# Start of Document section

Cyrus bulk-loading with APPEND (was: Re: imclient >4k literal error)

dkaiser at som.llu.edu dkaiser at som.llu.edu
Mon Apr 7 14:40:17 EDT 2003


Hi,

I've just written a similar script, except that it runs via command-line PHP,
(although you could wrap the user-copy function via a web-form).  My script
runs a  LDAP query, grabs the userlist, does the mail migration for each user,
then leaves a "bookmark" attribute in LDAP, in the event I have to restart the
script, I won't re-copy those.  (I'm running against a temporary LDAP server
where I've set each user's password to something like "default", then will
point cyrus-imap to the real LDAP server following the migration.)

(Elmo, I'm going to e-mail you off-list and exchange scripts, if you don't
mind...)

This script is pretty efficient, except that I'm coming to the conclusion that
cyrus IMAP is not really setup for bulk loading via APPEND.

[root at sweeper imap]# pwd
/usr/src/redhat/BUILD/cyrus-imapd-2.1.12/imap

[root at sweeper imap]# grep -c fsync * | grep -v ":0$"
append.c:4
mailbox.c:11
message.c:1
reconstruct.c:1
seen_local.c:3

The reason for all those fsync calls is simple.  I would claim that cyrus has
the inherent design goal of guaranteeing that an incoming message (delivered
asynchronously from any number of lmtp/deliver agents,) is written to disk ASAP
to minimize the potential data loss due to system outage.

# End of Document section

| Work to do |
**1.** Please copy the Cyrus bulk-loading post word for word between "dkaiser at som.llu.edu dkaiser" and "following the migration.)", inclusive.
**2.** Write the next part of the Cyrus bulk-loading post, starting after its last sentence.

# Start of Material provided

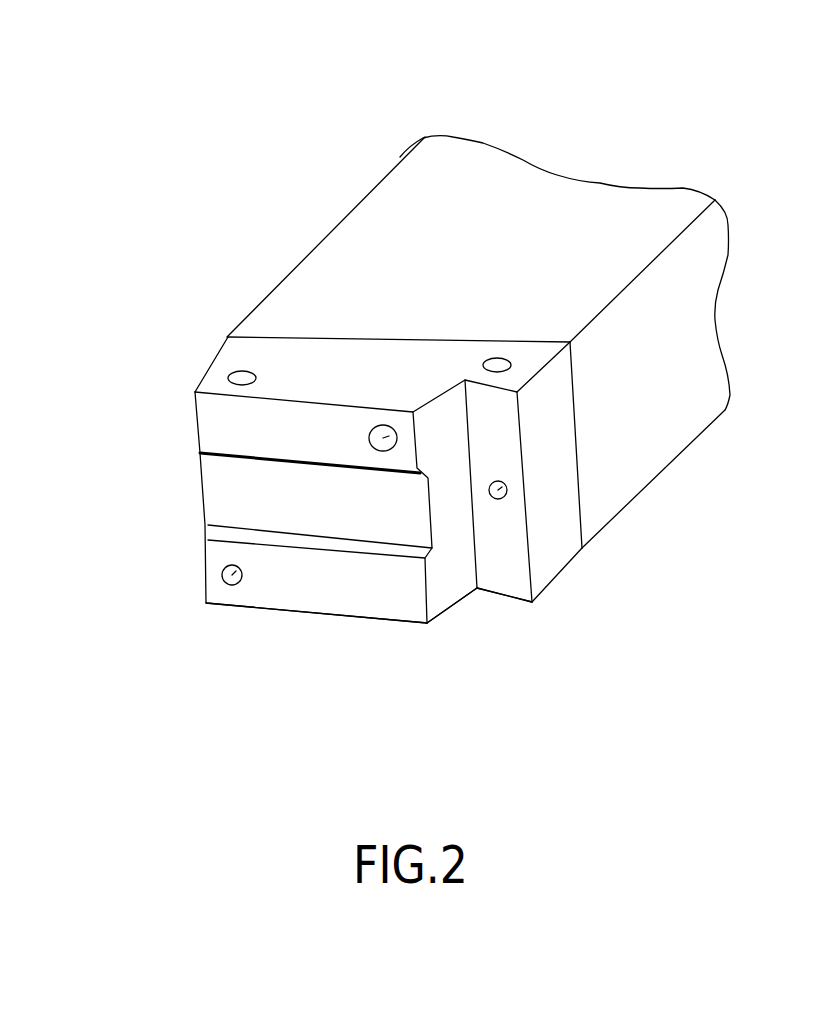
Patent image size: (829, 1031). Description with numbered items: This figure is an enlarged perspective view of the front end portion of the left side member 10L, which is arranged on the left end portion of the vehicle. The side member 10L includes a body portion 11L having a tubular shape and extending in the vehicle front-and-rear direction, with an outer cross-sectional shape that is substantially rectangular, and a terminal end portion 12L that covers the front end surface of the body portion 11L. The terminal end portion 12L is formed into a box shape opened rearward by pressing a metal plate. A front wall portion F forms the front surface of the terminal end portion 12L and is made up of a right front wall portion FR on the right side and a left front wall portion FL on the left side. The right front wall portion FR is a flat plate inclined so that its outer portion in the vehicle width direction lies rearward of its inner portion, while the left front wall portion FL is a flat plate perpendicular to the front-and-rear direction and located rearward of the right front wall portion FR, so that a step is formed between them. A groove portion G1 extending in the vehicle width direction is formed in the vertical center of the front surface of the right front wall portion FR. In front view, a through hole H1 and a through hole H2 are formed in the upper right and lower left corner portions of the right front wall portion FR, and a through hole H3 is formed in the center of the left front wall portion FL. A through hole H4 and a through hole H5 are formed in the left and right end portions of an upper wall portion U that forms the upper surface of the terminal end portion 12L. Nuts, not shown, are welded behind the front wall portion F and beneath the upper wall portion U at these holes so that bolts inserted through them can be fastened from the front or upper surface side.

# End of Material provided

| In response |
**1.**
dkaiser at som.llu.edu dkaiser at som.llu.edu
Mon Apr 7 14:40:17 EDT 2003


Hi,

I've just written a similar script, except that it runs via command-line PHP,
(although you could wrap the user-copy function via a web-form).  My script
runs a  LDAP query, grabs the userlist, does the mail migration for each user,
then leaves a "bookmark" attribute in LDAP, in the event I have to restart the
script, I won't re-copy those.  (I'm running against a temporary LDAP server
where I've set each user's password to something like "default", then will
point cyrus-imap to the real LDAP server following the migration.)

**2.**
Since I have the goal of implementing a bulk migration, and I also own the
source of the messages and can guarantee the delivery time (I run the script)
it is advantageous to me to try and find a way to minimize the amount of
blocking due to the fsync() calls.

I am working to try and patch cyrus to only fsync at the end of each mailbox's
full of APPEND calls, if that's even possible (I haven't really dug in to the
code yet.) My average mailbox has ~~1500 messages in it, and my server can
easily buffer that and then do a single batch of disk activity to write it to
storage.

Right now I'm looking at the possibility of doing something like:
*  remove the fsync() calls from append_commit in imap/append.c
*  call fsync() inside of mailbox_close() in imap/mailbox.c

I have a dual Xeon (2.4ghz) with 4Gb of ram, with multiple gigabit ethernet,
etc...  this thing is fast.  When running my mail migration script from a
similar speed server, the most I get is about 3.5Mb/minute copied.  Also
getting about 2500 - 3000 interrupts per second on the RAID controller.  :)

I don't have a whole week to migrate mail (5500 users) whilst watching a server
run 99% idle because of syncing each 20k of data.

Is anyone else attempting to do a large-scale bulk migration via the imap APPEND
command?  If so, have you done any speed testing/measuring, and/or attempts at
increasing the server speed?  I would be interested in hearing from anyone,
success or failure.

Thanks!

On Wed, 2 Apr 2003, E.M. Recio wrote:
> I wrote a PHP script that does just that. It comes up with a form for old
> mail username/pass, new mail username/pass and click "go" and it transfers
> the mail. Let me know if you want a copy... this is what we are using to
> migrate from OpenMail to Cyrus-IMAPd for 2500 users.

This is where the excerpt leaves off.